Written exercise. Locate every line in the listing that contains the string "text" and copy each of those lines out.

Supplied data.
BEGIN

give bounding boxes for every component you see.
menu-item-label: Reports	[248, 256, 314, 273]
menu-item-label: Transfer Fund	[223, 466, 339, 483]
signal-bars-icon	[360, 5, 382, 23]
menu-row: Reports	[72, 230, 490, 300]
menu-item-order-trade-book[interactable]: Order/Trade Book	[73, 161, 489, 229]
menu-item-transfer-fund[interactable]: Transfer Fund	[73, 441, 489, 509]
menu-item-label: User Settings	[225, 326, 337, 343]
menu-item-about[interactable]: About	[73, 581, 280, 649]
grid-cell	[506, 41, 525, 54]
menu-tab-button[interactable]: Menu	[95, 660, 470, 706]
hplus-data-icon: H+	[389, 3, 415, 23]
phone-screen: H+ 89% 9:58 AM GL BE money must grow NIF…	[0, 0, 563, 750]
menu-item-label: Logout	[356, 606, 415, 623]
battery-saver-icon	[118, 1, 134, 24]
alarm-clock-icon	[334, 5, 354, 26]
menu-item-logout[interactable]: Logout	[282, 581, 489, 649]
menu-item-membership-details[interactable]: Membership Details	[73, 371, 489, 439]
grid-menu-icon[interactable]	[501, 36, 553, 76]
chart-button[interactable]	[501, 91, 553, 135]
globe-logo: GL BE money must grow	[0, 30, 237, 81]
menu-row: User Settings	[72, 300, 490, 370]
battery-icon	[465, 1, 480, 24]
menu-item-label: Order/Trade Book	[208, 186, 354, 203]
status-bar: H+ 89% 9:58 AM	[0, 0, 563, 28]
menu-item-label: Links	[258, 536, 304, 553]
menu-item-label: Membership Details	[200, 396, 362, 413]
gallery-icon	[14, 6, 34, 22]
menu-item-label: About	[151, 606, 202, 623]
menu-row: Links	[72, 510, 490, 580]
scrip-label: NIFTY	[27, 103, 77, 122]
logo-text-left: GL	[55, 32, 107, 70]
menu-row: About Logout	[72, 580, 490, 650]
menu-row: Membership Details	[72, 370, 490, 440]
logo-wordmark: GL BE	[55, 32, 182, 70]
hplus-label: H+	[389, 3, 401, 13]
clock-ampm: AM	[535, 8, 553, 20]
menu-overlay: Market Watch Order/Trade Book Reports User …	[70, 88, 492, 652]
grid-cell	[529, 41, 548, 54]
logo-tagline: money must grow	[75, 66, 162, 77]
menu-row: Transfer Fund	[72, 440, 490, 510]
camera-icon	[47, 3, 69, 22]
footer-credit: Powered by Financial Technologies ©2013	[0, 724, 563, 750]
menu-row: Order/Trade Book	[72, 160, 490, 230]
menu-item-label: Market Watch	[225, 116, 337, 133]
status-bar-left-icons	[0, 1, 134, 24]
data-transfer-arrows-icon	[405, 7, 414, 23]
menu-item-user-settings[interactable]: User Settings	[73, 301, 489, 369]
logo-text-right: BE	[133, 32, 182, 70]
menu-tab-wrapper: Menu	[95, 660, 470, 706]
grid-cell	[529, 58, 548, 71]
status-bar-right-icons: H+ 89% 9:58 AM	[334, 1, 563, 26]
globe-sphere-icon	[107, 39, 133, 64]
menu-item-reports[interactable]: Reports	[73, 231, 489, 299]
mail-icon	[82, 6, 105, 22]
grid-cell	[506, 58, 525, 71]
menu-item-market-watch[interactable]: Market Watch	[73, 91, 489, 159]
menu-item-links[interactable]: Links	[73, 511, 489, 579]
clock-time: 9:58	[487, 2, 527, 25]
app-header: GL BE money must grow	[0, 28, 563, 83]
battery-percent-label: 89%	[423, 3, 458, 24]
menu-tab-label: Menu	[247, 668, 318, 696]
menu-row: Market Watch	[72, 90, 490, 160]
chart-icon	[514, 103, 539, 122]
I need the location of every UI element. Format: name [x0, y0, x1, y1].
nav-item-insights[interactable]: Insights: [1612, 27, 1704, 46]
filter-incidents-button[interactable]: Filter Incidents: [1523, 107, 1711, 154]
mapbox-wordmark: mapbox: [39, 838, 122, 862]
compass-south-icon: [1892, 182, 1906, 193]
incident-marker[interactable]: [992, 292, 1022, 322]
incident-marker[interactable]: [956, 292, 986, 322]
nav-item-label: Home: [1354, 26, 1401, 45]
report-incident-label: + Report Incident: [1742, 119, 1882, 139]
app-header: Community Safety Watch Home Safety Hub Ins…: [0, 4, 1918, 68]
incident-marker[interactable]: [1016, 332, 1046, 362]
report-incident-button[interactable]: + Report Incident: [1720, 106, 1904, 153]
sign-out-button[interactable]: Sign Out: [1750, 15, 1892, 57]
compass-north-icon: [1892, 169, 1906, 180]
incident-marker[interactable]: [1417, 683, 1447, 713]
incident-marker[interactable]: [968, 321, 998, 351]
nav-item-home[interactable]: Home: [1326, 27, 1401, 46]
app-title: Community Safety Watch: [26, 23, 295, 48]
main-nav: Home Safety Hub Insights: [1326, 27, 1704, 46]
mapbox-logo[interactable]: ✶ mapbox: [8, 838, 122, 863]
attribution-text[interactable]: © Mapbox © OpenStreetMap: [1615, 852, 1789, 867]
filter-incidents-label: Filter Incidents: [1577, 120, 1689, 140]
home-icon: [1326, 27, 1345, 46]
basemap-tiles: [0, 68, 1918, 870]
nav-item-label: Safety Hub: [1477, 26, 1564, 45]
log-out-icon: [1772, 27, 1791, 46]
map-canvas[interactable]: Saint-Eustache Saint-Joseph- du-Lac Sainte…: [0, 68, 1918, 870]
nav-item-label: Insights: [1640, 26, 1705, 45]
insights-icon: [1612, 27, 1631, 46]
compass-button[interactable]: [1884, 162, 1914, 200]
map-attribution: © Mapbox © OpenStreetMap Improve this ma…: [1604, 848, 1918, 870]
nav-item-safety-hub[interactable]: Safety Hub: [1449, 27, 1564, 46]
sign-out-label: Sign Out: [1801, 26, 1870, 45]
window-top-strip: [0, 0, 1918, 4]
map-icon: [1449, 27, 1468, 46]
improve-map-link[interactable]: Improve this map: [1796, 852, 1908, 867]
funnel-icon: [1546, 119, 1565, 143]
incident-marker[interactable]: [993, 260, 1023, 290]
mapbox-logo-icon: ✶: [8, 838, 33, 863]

END

Solution for this problem.
logo-text-left: GL	[55, 32, 107, 70]
logo-text-right: BE	[133, 32, 182, 70]
attribution-text[interactable]: © Mapbox © OpenStreetMap: [1615, 852, 1789, 867]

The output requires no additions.